(Dataset records)

※

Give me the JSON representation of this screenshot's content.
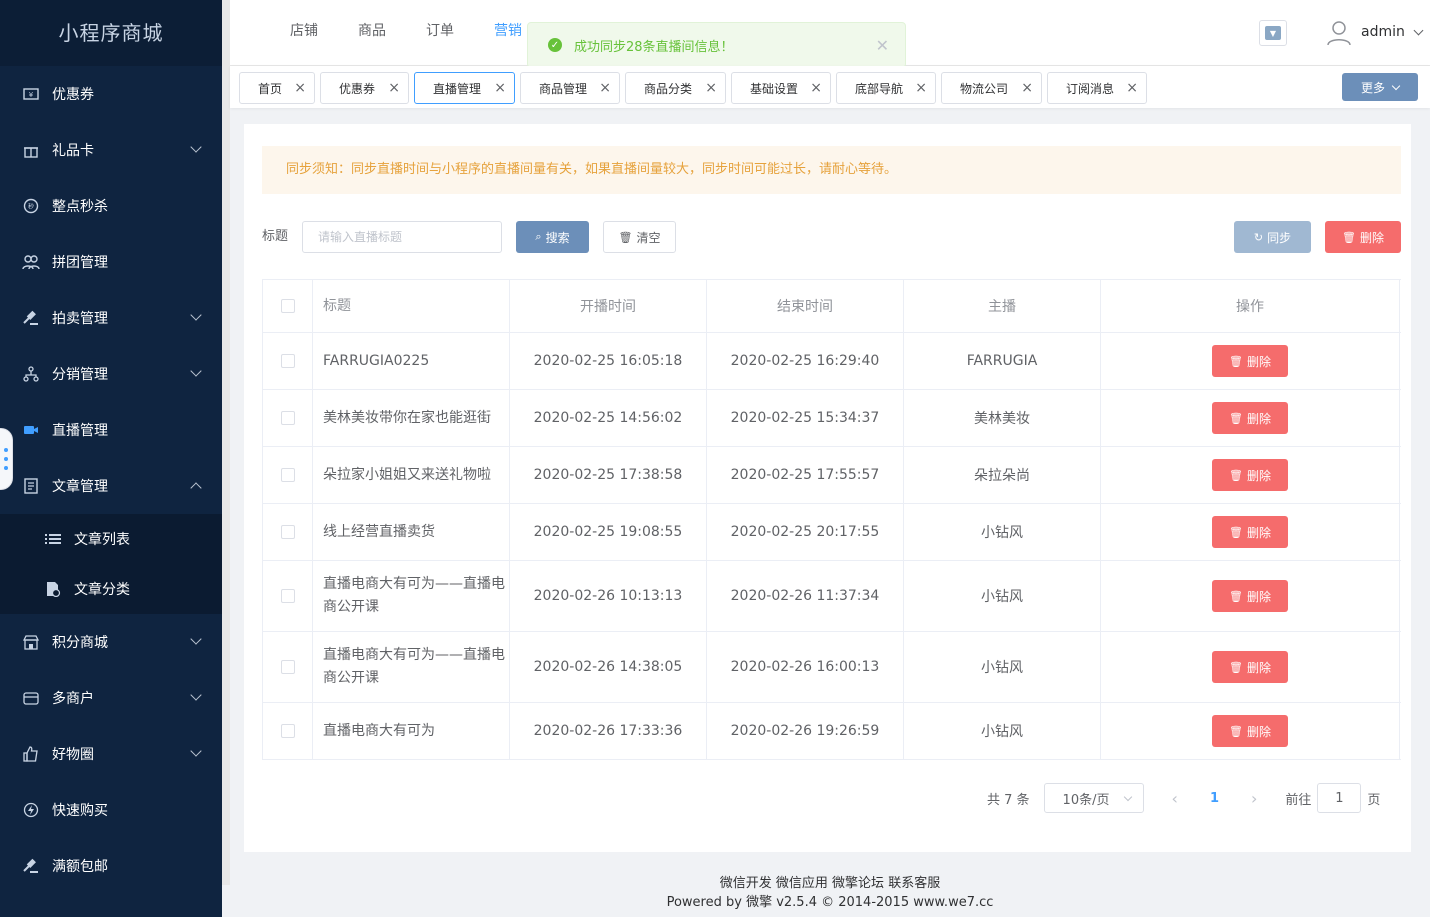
{
  "sidebar": {
    "logo": "小程序商城",
    "items": [
      {
        "label": "优惠券",
        "icon": "ticket-icon"
      },
      {
        "label": "礼品卡",
        "icon": "gift-icon"
      },
      {
        "label": "整点秒杀",
        "icon": "flash-sale-icon"
      },
      {
        "label": "拼团管理",
        "icon": "group-icon"
      },
      {
        "label": "拍卖管理",
        "icon": "gavel-icon"
      },
      {
        "label": "分销管理",
        "icon": "network-icon"
      },
      {
        "label": "直播管理",
        "icon": "video-icon"
      },
      {
        "label": "文章管理",
        "icon": "document-icon"
      },
      {
        "label": "文章列表",
        "icon": "list-icon"
      },
      {
        "label": "文章分类",
        "icon": "category-icon"
      },
      {
        "label": "积分商城",
        "icon": "store-icon"
      },
      {
        "label": "多商户",
        "icon": "shop-icon"
      },
      {
        "label": "好物圈",
        "icon": "thumbs-up-icon"
      },
      {
        "label": "快速购买",
        "icon": "lightning-icon"
      },
      {
        "label": "满额包邮",
        "icon": "shipping-icon"
      }
    ]
  },
  "topnav": {
    "items": [
      "店铺",
      "商品",
      "订单",
      "营销"
    ]
  },
  "toast": {
    "message": "成功同步28条直播间信息！"
  },
  "user": {
    "name": "admin"
  },
  "tabs": {
    "items": [
      "首页",
      "优惠券",
      "直播管理",
      "商品管理",
      "商品分类",
      "基础设置",
      "底部导航",
      "物流公司",
      "订阅消息"
    ],
    "more": "更多"
  },
  "notice": "同步须知：同步直播时间与小程序的直播间量有关，如果直播间量较大，同步时间可能过长，请耐心等待。",
  "filter": {
    "label": "标题",
    "placeholder": "请输入直播标题",
    "search": "搜索",
    "clear": "清空",
    "sync": "同步",
    "delete": "删除"
  },
  "table": {
    "headers": [
      "标题",
      "开播时间",
      "结束时间",
      "主播",
      "操作"
    ],
    "delete_label": "删除",
    "rows": [
      {
        "title": "FARRUGIA0225",
        "start": "2020-02-25 16:05:18",
        "end": "2020-02-25 16:29:40",
        "anchor": "FARRUGIA"
      },
      {
        "title": "美林美妆带你在家也能逛街",
        "start": "2020-02-25 14:56:02",
        "end": "2020-02-25 15:34:37",
        "anchor": "美林美妆"
      },
      {
        "title": "朵拉家小姐姐又来送礼物啦",
        "start": "2020-02-25 17:38:58",
        "end": "2020-02-25 17:55:57",
        "anchor": "朵拉朵尚"
      },
      {
        "title": "线上经营直播卖货",
        "start": "2020-02-25 19:08:55",
        "end": "2020-02-25 20:17:55",
        "anchor": "小钻风"
      },
      {
        "title": "直播电商大有可为——直播电商公开课",
        "start": "2020-02-26 10:13:13",
        "end": "2020-02-26 11:37:34",
        "anchor": "小钻风"
      },
      {
        "title": "直播电商大有可为——直播电商公开课",
        "start": "2020-02-26 14:38:05",
        "end": "2020-02-26 16:00:13",
        "anchor": "小钻风"
      },
      {
        "title": "直播电商大有可为",
        "start": "2020-02-26 17:33:36",
        "end": "2020-02-26 19:26:59",
        "anchor": "小钻风"
      }
    ]
  },
  "pagination": {
    "total": "共 7 条",
    "page_size": "10条/页",
    "current": "1",
    "goto_prefix": "前往",
    "goto_value": "1",
    "goto_suffix": "页"
  },
  "footer": {
    "links": "微信开发 微信应用 微擎论坛 联系客服",
    "powered": "Powered by 微擎 v2.5.4 © 2014-2015 www.we7.cc"
  },
  "colors": {
    "primary": "#409eff",
    "danger": "#f56c6c",
    "sidebar_bg": "#0f2440",
    "success": "#67c23a",
    "warning": "#e6a23c"
  }
}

※

▶ Direction
Copy each line containing the word "start" from the data.

▶ Task answer
        "start": "2020-02-25 16:05:18",
        "start": "2020-02-25 14:56:02",
        "start": "2020-02-25 17:38:58",
        "start": "2020-02-25 19:08:55",
        "start": "2020-02-26 10:13:13",
        "start": "2020-02-26 14:38:05",
        "start": "2020-02-26 17:33:36",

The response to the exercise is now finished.